> [AIM] Write out the lines from the one containing "donut-segment xyxy=(1,161,401,834)" through the one containing "Segment this screenshot: for", and in those lines alone swap "donut-segment" for "ring-segment". Leave everything else unchanged.

> [DATA FOR PROCESSING]
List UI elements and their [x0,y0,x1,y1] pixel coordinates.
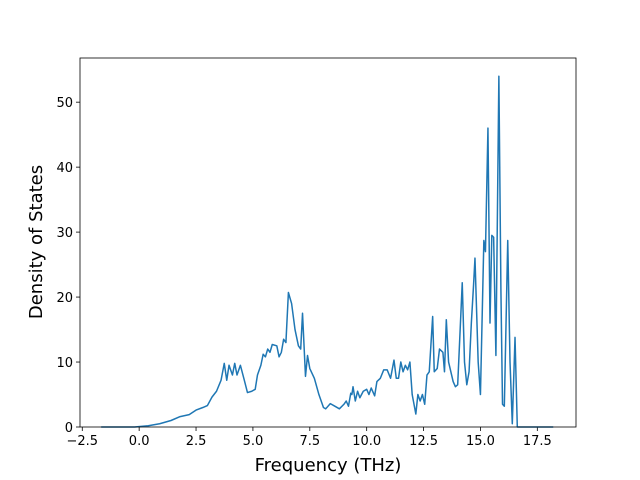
x-axis-label: Frequency (THz) [255,455,402,476]
x-tick-label: 2.5 [186,434,207,449]
y-axis-label: Density of States [26,165,47,319]
x-tick-label: 12.5 [409,434,438,449]
y-tick-label: 30 [56,226,73,241]
data-line [101,75,554,428]
y-tick-label: 20 [56,291,73,306]
x-tick-label: −2.5 [66,434,98,449]
x-tick-label: 5.0 [243,434,264,449]
x-tick-label: 7.5 [299,434,320,449]
x-tick-label: 17.5 [523,434,552,449]
axes-frame [79,57,577,428]
y-tick-label: 50 [56,96,73,111]
y-tick-label: 0 [65,421,73,436]
y-tick-label: 10 [56,356,73,371]
x-tick-label: 15.0 [466,434,495,449]
x-tick-label: 10.0 [352,434,381,449]
y-tick-label: 40 [56,161,73,176]
x-tick-label: 0.0 [129,434,150,449]
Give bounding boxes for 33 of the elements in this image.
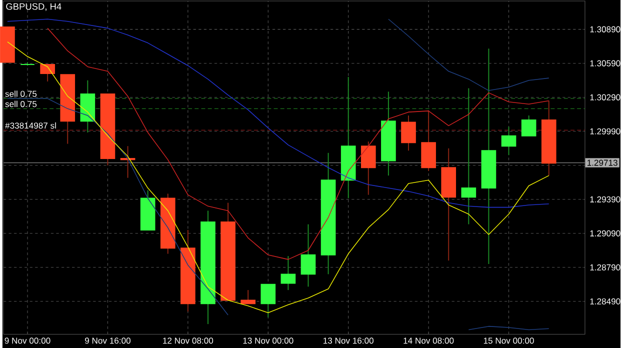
x-tick-label: 9 Nov 00:00 xyxy=(4,338,50,344)
candlestick xyxy=(300,224,316,288)
y-tick-label: 1.30590 xyxy=(590,60,620,66)
y-tick-label: 1.29390 xyxy=(590,196,620,202)
ref-line-label: 1.29713 xyxy=(587,160,618,166)
candlestick xyxy=(501,126,516,156)
y-tick-label: 1.30890 xyxy=(590,26,620,32)
x-tick-label: 15 Nov 00:00 xyxy=(484,338,534,344)
line-series xyxy=(47,28,550,260)
candlestick xyxy=(461,88,476,225)
candlestick xyxy=(521,114,536,136)
x-tick-label: 9 Nov 16:00 xyxy=(85,338,130,344)
line-series xyxy=(7,18,550,208)
x-tick-label: 12 Nov 08:00 xyxy=(163,338,214,344)
candlestick xyxy=(260,284,276,318)
x-tick-label: 13 Nov 16:00 xyxy=(324,338,374,344)
y-tick-label: 1.28790 xyxy=(590,264,620,270)
y-tick-label: 1.29990 xyxy=(590,128,620,134)
line-series xyxy=(7,41,550,314)
candlestick xyxy=(280,256,296,290)
candlestick xyxy=(240,290,256,304)
chart-title: GBPUSD, H4 xyxy=(6,3,62,11)
ref-line-label: #33814987 sl xyxy=(5,122,56,129)
x-tick-label: 13 Nov 00:00 xyxy=(243,338,294,344)
ref-line-label: sell 0.75 xyxy=(5,90,37,97)
x-tick-label: 14 Nov 08:00 xyxy=(404,338,454,344)
candlestick xyxy=(360,141,376,196)
line-series xyxy=(388,18,550,91)
y-tick-label: 1.29090 xyxy=(590,230,620,236)
y-tick-label: 1.28490 xyxy=(590,298,620,304)
ref-line-label: sell 0.75 xyxy=(5,100,37,108)
candlestick xyxy=(40,64,55,82)
y-tick-label: 1.30290 xyxy=(590,94,620,100)
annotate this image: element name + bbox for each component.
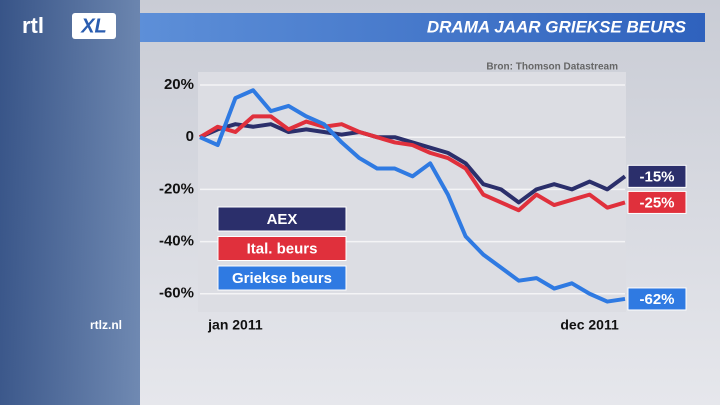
title-bar bbox=[140, 13, 705, 42]
y-tick-label: -20% bbox=[159, 180, 194, 197]
legend-swatch bbox=[217, 236, 347, 261]
legend-label: Ital. beurs bbox=[247, 240, 318, 257]
website: rtlz.nl bbox=[90, 318, 122, 332]
legend-label: AEX bbox=[267, 211, 298, 228]
end-label: -25% bbox=[639, 194, 674, 211]
legend-label: Griekse beurs bbox=[232, 270, 332, 287]
x-tick-label: jan 2011 bbox=[207, 317, 263, 333]
side-panel bbox=[0, 0, 140, 405]
y-tick-label: 20% bbox=[164, 76, 194, 93]
y-tick-label: -60% bbox=[159, 285, 194, 302]
chart-title: DRAMA JAAR GRIEKSE BEURS bbox=[427, 17, 687, 36]
legend-swatch bbox=[217, 206, 347, 232]
source: Bron: Thomson Datastream bbox=[486, 62, 618, 73]
logo-box bbox=[72, 13, 116, 39]
legend-swatch bbox=[217, 265, 347, 291]
y-tick-label: 0 bbox=[186, 128, 194, 145]
end-label-box bbox=[627, 164, 687, 188]
logo-xl: XL bbox=[80, 15, 107, 37]
end-label-box bbox=[627, 287, 687, 311]
end-label-box bbox=[627, 190, 687, 214]
end-label: -15% bbox=[639, 168, 674, 185]
x-tick-label: dec 2011 bbox=[560, 317, 619, 333]
logo-rtl: rtl bbox=[22, 13, 44, 38]
line bbox=[198, 114, 626, 213]
line bbox=[199, 122, 627, 205]
end-label: -62% bbox=[639, 291, 674, 308]
line bbox=[199, 88, 626, 304]
y-tick-label: -40% bbox=[159, 233, 194, 250]
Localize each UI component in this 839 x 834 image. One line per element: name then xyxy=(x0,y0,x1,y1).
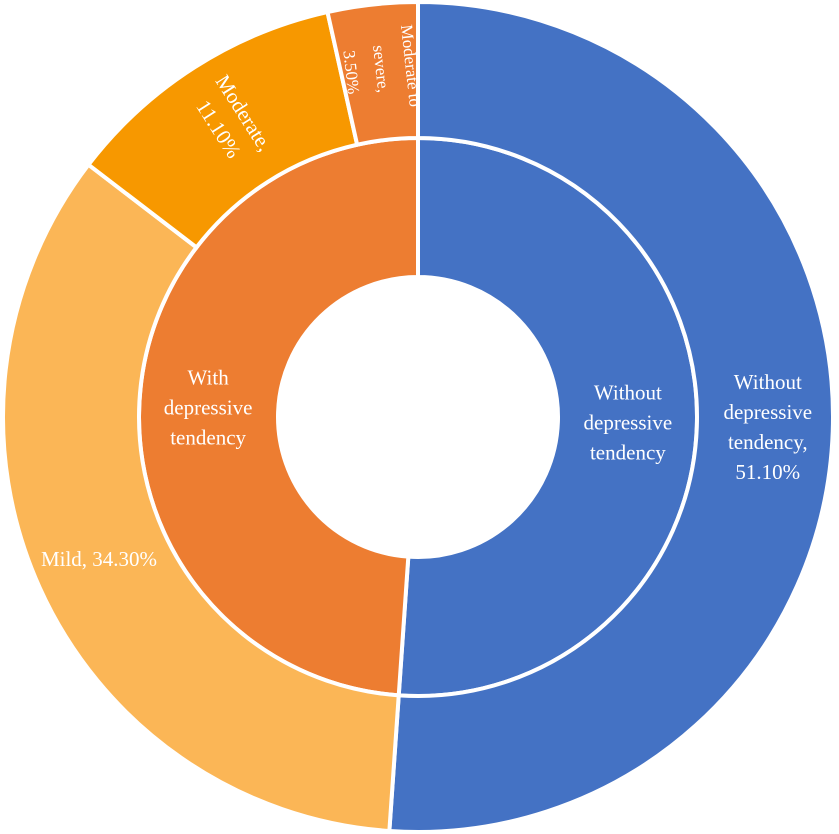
donut-segment xyxy=(1,161,401,834)
outer-label: Without depressive tendency, 51.10% xyxy=(723,370,812,484)
outer-label: Mild, 34.30% xyxy=(41,547,157,571)
outer-label: Moderate tosevere,3.50% xyxy=(337,24,425,115)
inner-label: Without depressive tendency xyxy=(584,380,673,464)
donut-segment xyxy=(387,0,835,834)
inner-label: With depressive tendency xyxy=(164,366,253,450)
donut-segment xyxy=(325,0,420,148)
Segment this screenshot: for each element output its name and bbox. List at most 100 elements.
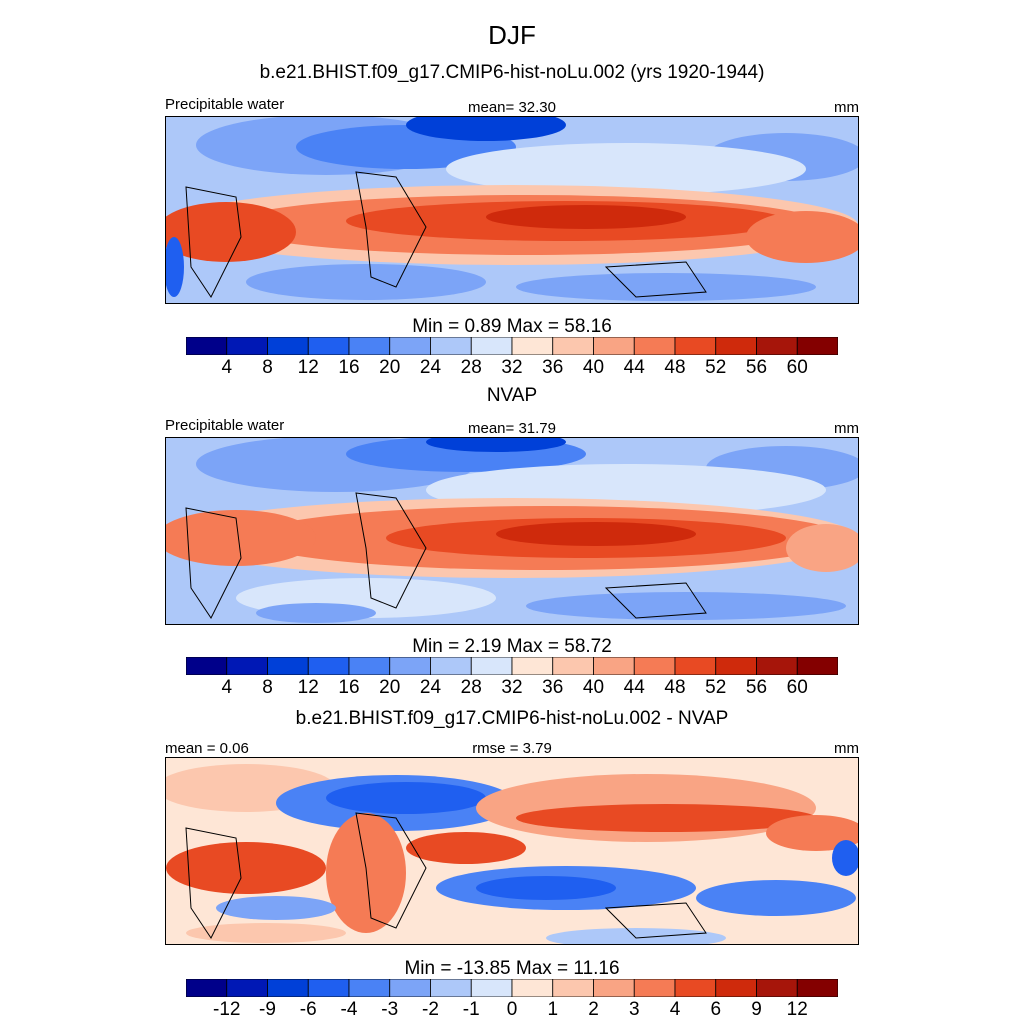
colorbar-1-swatch [348, 337, 391, 355]
colorbar-2-tick-label: 32 [501, 677, 523, 698]
colorbar-1-tick-label: 48 [664, 357, 686, 378]
panel-2-mean-label: mean= 31.79 [468, 420, 556, 437]
panel-3-mean-label: mean = 0.06 [165, 740, 249, 757]
colorbar-1-swatch [267, 337, 309, 355]
colorbar-2-swatch [348, 657, 391, 675]
colorbar-3-tick-label: 9 [751, 999, 762, 1020]
colorbar-2-swatch [593, 657, 635, 675]
colorbar-2-swatch [715, 657, 757, 675]
colorbar-3-tick-label: 6 [710, 999, 722, 1020]
colorbar-1-tick-label: 24 [419, 357, 442, 378]
colorbar-2-tick-label: 12 [297, 677, 319, 698]
panel-2-field [166, 438, 858, 624]
colorbar-2-tick-label: 60 [786, 677, 808, 698]
colorbar-2-swatch [186, 657, 228, 675]
panel-1-map [165, 116, 859, 304]
colorbar-2-tick-label: 28 [460, 677, 482, 698]
colorbar-2-swatch [267, 657, 309, 675]
colorbar-3-tick-label: -2 [422, 999, 439, 1020]
colorbar-3-tick-label: 4 [669, 999, 681, 1020]
panel-1-minmax: Min = 0.89 Max = 58.16 [412, 316, 612, 337]
colorbar-1-swatch [756, 337, 798, 355]
colorbar-2-swatch [674, 657, 717, 675]
colorbar-2-swatch [430, 657, 472, 675]
colorbar-2-tick-label: 36 [542, 677, 564, 698]
colorbar-3-tick-label: 12 [786, 999, 808, 1020]
panel-3-colorbar-svg [186, 979, 838, 997]
colorbar-3-swatch [756, 979, 798, 997]
colorbar-3-swatch [552, 979, 594, 997]
colorbar-2-tick-label: 40 [582, 677, 605, 698]
colorbar-1-swatch [674, 337, 717, 355]
colorbar-2-swatch [470, 657, 513, 675]
colorbar-1-tick-label: 36 [542, 357, 564, 378]
colorbar-3-swatch [267, 979, 309, 997]
colorbar-2-tick-label: 48 [664, 677, 686, 698]
colorbar-3-tick-label: 3 [628, 999, 640, 1020]
colorbar-1-swatch [552, 337, 594, 355]
colorbar-2-tick-label: 16 [338, 677, 360, 698]
colorbar-3-swatch [715, 979, 757, 997]
colorbar-1-tick-label: 32 [501, 357, 523, 378]
panel-1-mean-label: mean= 32.30 [468, 99, 556, 116]
colorbar-2-swatch [633, 657, 676, 675]
colorbar-1-tick-label: 44 [623, 357, 645, 378]
colorbar-3-swatch [674, 979, 717, 997]
colorbar-2-swatch [226, 657, 268, 675]
panel-1-title: b.e21.BHIST.f09_g17.CMIP6-hist-noLu.002 … [259, 62, 765, 83]
colorbar-2-swatch [389, 657, 431, 675]
figure-title: DJF [488, 20, 536, 50]
panel-1-units-label: mm [834, 99, 859, 116]
colorbar-3-swatch [593, 979, 635, 997]
panel-2-colorbar [186, 657, 838, 675]
colorbar-3-tick-label: 0 [506, 999, 518, 1020]
colorbar-1-swatch [389, 337, 431, 355]
panel-1-left-label: Precipitable water [165, 96, 285, 113]
colorbar-1-swatch [307, 337, 350, 355]
panel-2-title: NVAP [486, 385, 538, 406]
colorbar-1-tick-label: 8 [262, 357, 273, 378]
colorbar-2-tick-label: 56 [745, 677, 768, 698]
colorbar-2-tick-label: 52 [705, 677, 727, 698]
panel-1-colorbar [186, 337, 838, 355]
colorbar-1-tick-label: 28 [460, 357, 482, 378]
panel-1-field [166, 117, 858, 303]
colorbar-3-swatch [430, 979, 472, 997]
panel-2-units-label: mm [834, 420, 859, 437]
colorbar-2-tick-label: 24 [419, 677, 442, 698]
colorbar-2-swatch [796, 657, 838, 675]
colorbar-3-swatch [348, 979, 391, 997]
colorbar-1-swatch [633, 337, 676, 355]
panel-3-units-label: mm [834, 740, 859, 757]
panel-2-left-label: Precipitable water [165, 417, 285, 434]
colorbar-1-swatch [226, 337, 268, 355]
colorbar-3-tick-label: -4 [340, 999, 358, 1020]
panel-3-colorbar [186, 979, 838, 997]
panel-2-colorbar-svg [186, 657, 838, 675]
colorbar-3-tick-label: -6 [299, 999, 317, 1020]
colorbar-1-tick-label: 4 [221, 357, 233, 378]
colorbar-3-tick-label: 2 [588, 999, 599, 1020]
colorbar-3-tick-label: -12 [213, 999, 241, 1020]
colorbar-3-swatch [633, 979, 676, 997]
colorbar-3-swatch [389, 979, 431, 997]
colorbar-3-swatch [470, 979, 513, 997]
colorbar-1-tick-label: 40 [582, 357, 605, 378]
panel-3-map [165, 757, 859, 945]
colorbar-3-tick-label: -1 [462, 999, 480, 1020]
colorbar-2-swatch [756, 657, 798, 675]
panel-3-title: b.e21.BHIST.f09_g17.CMIP6-hist-noLu.002 … [295, 708, 729, 729]
panel-2-minmax: Min = 2.19 Max = 58.72 [412, 636, 612, 657]
colorbar-3-tick-label: -9 [259, 999, 276, 1020]
colorbar-3-swatch [307, 979, 350, 997]
colorbar-2-tick-label: 8 [262, 677, 273, 698]
colorbar-1-tick-label: 20 [379, 357, 401, 378]
colorbar-1-swatch [470, 337, 513, 355]
colorbar-1-tick-label: 52 [705, 357, 727, 378]
colorbar-1-tick-label: 56 [745, 357, 768, 378]
colorbar-1-swatch [511, 337, 554, 355]
colorbar-3-swatch [186, 979, 228, 997]
colorbar-2-swatch [511, 657, 554, 675]
colorbar-2-tick-label: 20 [379, 677, 401, 698]
colorbar-1-swatch [186, 337, 228, 355]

> [FINISHED ANSWER]
ring-segment xyxy=(1,161,401,834)
outer-label: Without depressive tendency, 51.10% xyxy=(723,370,812,484)
outer-label: Mild, 34.30% xyxy=(41,547,157,571)
outer-label: Moderate tosevere,3.50% xyxy=(337,24,425,115)
inner-label: Without depressive tendency xyxy=(584,380,673,464)
ring-segment xyxy=(387,0,835,834)
inner-label: With depressive tendency xyxy=(164,366,253,450)
ring-segment xyxy=(325,0,420,148)
Segment this screenshot: for each element output its name and bbox. List at most 100 elements.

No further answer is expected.